**Brief**
Strip the pictures and reproduce the rest of the listing exactly.

Records from a collection of figures:
• • • • •

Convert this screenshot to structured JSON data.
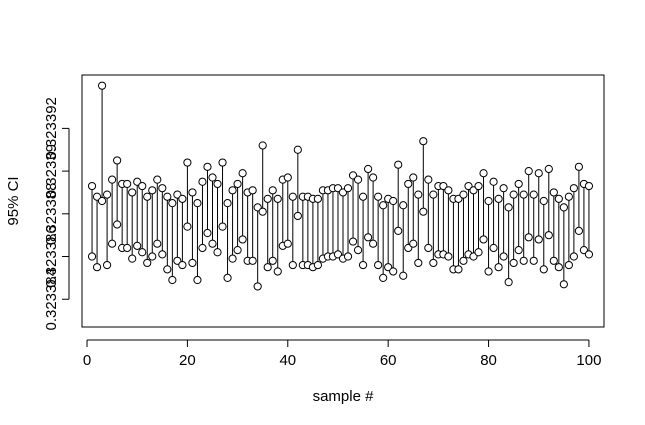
{
  "chart_data": {
    "type": "scatter",
    "title": "",
    "xlabel": "sample #",
    "ylabel": "95% CI",
    "xlim": [
      -1,
      103
    ],
    "ylim": [
      0.3233827,
      0.3233945
    ],
    "grid": false,
    "legend": "none",
    "x_ticks": [
      0,
      20,
      40,
      60,
      80,
      100
    ],
    "x_tick_labels": [
      "0",
      "20",
      "40",
      "60",
      "80",
      "100"
    ],
    "y_ticks": [
      0.323384,
      0.323386,
      0.323388,
      0.32339,
      0.323392
    ],
    "y_tick_labels": [
      "0.323384",
      "0.323386",
      "0.323388",
      "0.32339",
      "0.323392"
    ],
    "series": [
      {
        "role": "upper",
        "x": [
          1,
          2,
          3,
          4,
          5,
          6,
          7,
          8,
          9,
          10,
          11,
          12,
          13,
          14,
          15,
          16,
          17,
          18,
          19,
          20,
          21,
          22,
          23,
          24,
          25,
          26,
          27,
          28,
          29,
          30,
          31,
          32,
          33,
          34,
          35,
          36,
          37,
          38,
          39,
          40,
          41,
          42,
          43,
          44,
          45,
          46,
          47,
          48,
          49,
          50,
          51,
          52,
          53,
          54,
          55,
          56,
          57,
          58,
          59,
          60,
          61,
          62,
          63,
          64,
          65,
          66,
          67,
          68,
          69,
          70,
          71,
          72,
          73,
          74,
          75,
          76,
          77,
          78,
          79,
          80,
          81,
          82,
          83,
          84,
          85,
          86,
          87,
          88,
          89,
          90,
          91,
          92,
          93,
          94,
          95,
          96,
          97,
          98,
          99,
          100
        ],
        "values": [
          0.3233893,
          0.3233888,
          0.323394,
          0.3233889,
          0.3233896,
          0.3233905,
          0.3233894,
          0.3233894,
          0.323389,
          0.3233895,
          0.3233893,
          0.3233888,
          0.3233891,
          0.3233896,
          0.3233892,
          0.3233888,
          0.3233885,
          0.3233889,
          0.3233887,
          0.3233904,
          0.323389,
          0.3233885,
          0.3233895,
          0.3233902,
          0.3233897,
          0.3233894,
          0.3233904,
          0.3233885,
          0.3233891,
          0.3233894,
          0.3233899,
          0.323389,
          0.3233891,
          0.3233883,
          0.3233912,
          0.3233887,
          0.3233891,
          0.3233887,
          0.3233896,
          0.3233897,
          0.3233888,
          0.323391,
          0.3233888,
          0.3233888,
          0.3233887,
          0.3233887,
          0.3233891,
          0.3233891,
          0.3233892,
          0.3233892,
          0.323389,
          0.3233892,
          0.3233898,
          0.3233896,
          0.3233888,
          0.3233901,
          0.3233897,
          0.3233888,
          0.3233884,
          0.3233887,
          0.3233886,
          0.3233903,
          0.3233884,
          0.3233894,
          0.3233897,
          0.3233889,
          0.3233914,
          0.3233896,
          0.3233889,
          0.3233893,
          0.3233893,
          0.3233891,
          0.3233887,
          0.3233887,
          0.3233889,
          0.3233893,
          0.3233891,
          0.3233893,
          0.3233899,
          0.3233886,
          0.3233895,
          0.3233887,
          0.3233892,
          0.3233883,
          0.3233889,
          0.3233894,
          0.3233889,
          0.32339,
          0.3233889,
          0.3233899,
          0.3233886,
          0.3233901,
          0.323389,
          0.3233887,
          0.3233883,
          0.3233888,
          0.3233892,
          0.3233902,
          0.3233894,
          0.3233893
        ]
      },
      {
        "role": "lower",
        "x": [
          1,
          2,
          3,
          4,
          5,
          6,
          7,
          8,
          9,
          10,
          11,
          12,
          13,
          14,
          15,
          16,
          17,
          18,
          19,
          20,
          21,
          22,
          23,
          24,
          25,
          26,
          27,
          28,
          29,
          30,
          31,
          32,
          33,
          34,
          35,
          36,
          37,
          38,
          39,
          40,
          41,
          42,
          43,
          44,
          45,
          46,
          47,
          48,
          49,
          50,
          51,
          52,
          53,
          54,
          55,
          56,
          57,
          58,
          59,
          60,
          61,
          62,
          63,
          64,
          65,
          66,
          67,
          68,
          69,
          70,
          71,
          72,
          73,
          74,
          75,
          76,
          77,
          78,
          79,
          80,
          81,
          82,
          83,
          84,
          85,
          86,
          87,
          88,
          89,
          90,
          91,
          92,
          93,
          94,
          95,
          96,
          97,
          98,
          99,
          100
        ],
        "values": [
          0.323386,
          0.3233855,
          0.3233886,
          0.3233856,
          0.3233866,
          0.3233875,
          0.3233864,
          0.3233864,
          0.3233859,
          0.3233865,
          0.3233862,
          0.3233857,
          0.323386,
          0.3233866,
          0.3233861,
          0.3233854,
          0.3233849,
          0.3233858,
          0.3233856,
          0.3233874,
          0.3233857,
          0.3233849,
          0.3233864,
          0.3233871,
          0.3233866,
          0.3233862,
          0.3233874,
          0.323385,
          0.3233859,
          0.3233863,
          0.3233868,
          0.3233858,
          0.3233858,
          0.3233846,
          0.3233881,
          0.3233855,
          0.3233858,
          0.3233853,
          0.3233865,
          0.3233866,
          0.3233856,
          0.3233879,
          0.3233856,
          0.3233856,
          0.3233855,
          0.3233856,
          0.3233859,
          0.323386,
          0.323386,
          0.3233861,
          0.3233859,
          0.323386,
          0.3233867,
          0.3233863,
          0.3233856,
          0.3233869,
          0.3233866,
          0.3233856,
          0.323385,
          0.3233855,
          0.3233853,
          0.3233872,
          0.3233851,
          0.3233864,
          0.3233866,
          0.3233857,
          0.3233881,
          0.3233864,
          0.3233857,
          0.3233861,
          0.3233861,
          0.323386,
          0.3233854,
          0.3233854,
          0.3233858,
          0.3233861,
          0.323386,
          0.3233862,
          0.3233868,
          0.3233853,
          0.3233864,
          0.3233855,
          0.323386,
          0.3233848,
          0.3233857,
          0.3233863,
          0.3233858,
          0.3233869,
          0.3233858,
          0.3233868,
          0.3233854,
          0.323387,
          0.3233858,
          0.3233855,
          0.3233847,
          0.3233856,
          0.323386,
          0.3233872,
          0.3233863,
          0.3233861
        ]
      }
    ]
  }
}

• • • • •

**Full response**
Convert this screenshot to structured JSON data.
{
  "chart_data": {
    "type": "scatter",
    "title": "",
    "xlabel": "sample #",
    "ylabel": "95% CI",
    "xlim": [
      -1,
      103
    ],
    "ylim": [
      0.3233827,
      0.3233945
    ],
    "grid": false,
    "legend": "none",
    "x_ticks": [
      0,
      20,
      40,
      60,
      80,
      100
    ],
    "x_tick_labels": [
      "0",
      "20",
      "40",
      "60",
      "80",
      "100"
    ],
    "y_ticks": [
      0.323384,
      0.323386,
      0.323388,
      0.32339,
      0.323392
    ],
    "y_tick_labels": [
      "0.323384",
      "0.323386",
      "0.323388",
      "0.32339",
      "0.323392"
    ],
    "series": [
      {
        "role": "upper",
        "x": [
          1,
          2,
          3,
          4,
          5,
          6,
          7,
          8,
          9,
          10,
          11,
          12,
          13,
          14,
          15,
          16,
          17,
          18,
          19,
          20,
          21,
          22,
          23,
          24,
          25,
          26,
          27,
          28,
          29,
          30,
          31,
          32,
          33,
          34,
          35,
          36,
          37,
          38,
          39,
          40,
          41,
          42,
          43,
          44,
          45,
          46,
          47,
          48,
          49,
          50,
          51,
          52,
          53,
          54,
          55,
          56,
          57,
          58,
          59,
          60,
          61,
          62,
          63,
          64,
          65,
          66,
          67,
          68,
          69,
          70,
          71,
          72,
          73,
          74,
          75,
          76,
          77,
          78,
          79,
          80,
          81,
          82,
          83,
          84,
          85,
          86,
          87,
          88,
          89,
          90,
          91,
          92,
          93,
          94,
          95,
          96,
          97,
          98,
          99,
          100
        ],
        "values": [
          0.3233893,
          0.3233888,
          0.323394,
          0.3233889,
          0.3233896,
          0.3233905,
          0.3233894,
          0.3233894,
          0.323389,
          0.3233895,
          0.3233893,
          0.3233888,
          0.3233891,
          0.3233896,
          0.3233892,
          0.3233888,
          0.3233885,
          0.3233889,
          0.3233887,
          0.3233904,
          0.323389,
          0.3233885,
          0.3233895,
          0.3233902,
          0.3233897,
          0.3233894,
          0.3233904,
          0.3233885,
          0.3233891,
          0.3233894,
          0.3233899,
          0.323389,
          0.3233891,
          0.3233883,
          0.3233912,
          0.3233887,
          0.3233891,
          0.3233887,
          0.3233896,
          0.3233897,
          0.3233888,
          0.323391,
          0.3233888,
          0.3233888,
          0.3233887,
          0.3233887,
          0.3233891,
          0.3233891,
          0.3233892,
          0.3233892,
          0.323389,
          0.3233892,
          0.3233898,
          0.3233896,
          0.3233888,
          0.3233901,
          0.3233897,
          0.3233888,
          0.3233884,
          0.3233887,
          0.3233886,
          0.3233903,
          0.3233884,
          0.3233894,
          0.3233897,
          0.3233889,
          0.3233914,
          0.3233896,
          0.3233889,
          0.3233893,
          0.3233893,
          0.3233891,
          0.3233887,
          0.3233887,
          0.3233889,
          0.3233893,
          0.3233891,
          0.3233893,
          0.3233899,
          0.3233886,
          0.3233895,
          0.3233887,
          0.3233892,
          0.3233883,
          0.3233889,
          0.3233894,
          0.3233889,
          0.32339,
          0.3233889,
          0.3233899,
          0.3233886,
          0.3233901,
          0.323389,
          0.3233887,
          0.3233883,
          0.3233888,
          0.3233892,
          0.3233902,
          0.3233894,
          0.3233893
        ]
      },
      {
        "role": "lower",
        "x": [
          1,
          2,
          3,
          4,
          5,
          6,
          7,
          8,
          9,
          10,
          11,
          12,
          13,
          14,
          15,
          16,
          17,
          18,
          19,
          20,
          21,
          22,
          23,
          24,
          25,
          26,
          27,
          28,
          29,
          30,
          31,
          32,
          33,
          34,
          35,
          36,
          37,
          38,
          39,
          40,
          41,
          42,
          43,
          44,
          45,
          46,
          47,
          48,
          49,
          50,
          51,
          52,
          53,
          54,
          55,
          56,
          57,
          58,
          59,
          60,
          61,
          62,
          63,
          64,
          65,
          66,
          67,
          68,
          69,
          70,
          71,
          72,
          73,
          74,
          75,
          76,
          77,
          78,
          79,
          80,
          81,
          82,
          83,
          84,
          85,
          86,
          87,
          88,
          89,
          90,
          91,
          92,
          93,
          94,
          95,
          96,
          97,
          98,
          99,
          100
        ],
        "values": [
          0.323386,
          0.3233855,
          0.3233886,
          0.3233856,
          0.3233866,
          0.3233875,
          0.3233864,
          0.3233864,
          0.3233859,
          0.3233865,
          0.3233862,
          0.3233857,
          0.323386,
          0.3233866,
          0.3233861,
          0.3233854,
          0.3233849,
          0.3233858,
          0.3233856,
          0.3233874,
          0.3233857,
          0.3233849,
          0.3233864,
          0.3233871,
          0.3233866,
          0.3233862,
          0.3233874,
          0.323385,
          0.3233859,
          0.3233863,
          0.3233868,
          0.3233858,
          0.3233858,
          0.3233846,
          0.3233881,
          0.3233855,
          0.3233858,
          0.3233853,
          0.3233865,
          0.3233866,
          0.3233856,
          0.3233879,
          0.3233856,
          0.3233856,
          0.3233855,
          0.3233856,
          0.3233859,
          0.323386,
          0.323386,
          0.3233861,
          0.3233859,
          0.323386,
          0.3233867,
          0.3233863,
          0.3233856,
          0.3233869,
          0.3233866,
          0.3233856,
          0.323385,
          0.3233855,
          0.3233853,
          0.3233872,
          0.3233851,
          0.3233864,
          0.3233866,
          0.3233857,
          0.3233881,
          0.3233864,
          0.3233857,
          0.3233861,
          0.3233861,
          0.323386,
          0.3233854,
          0.3233854,
          0.3233858,
          0.3233861,
          0.323386,
          0.3233862,
          0.3233868,
          0.3233853,
          0.3233864,
          0.3233855,
          0.323386,
          0.3233848,
          0.3233857,
          0.3233863,
          0.3233858,
          0.3233869,
          0.3233858,
          0.3233868,
          0.3233854,
          0.323387,
          0.3233858,
          0.3233855,
          0.3233847,
          0.3233856,
          0.323386,
          0.3233872,
          0.3233863,
          0.3233861
        ]
      }
    ]
  }
}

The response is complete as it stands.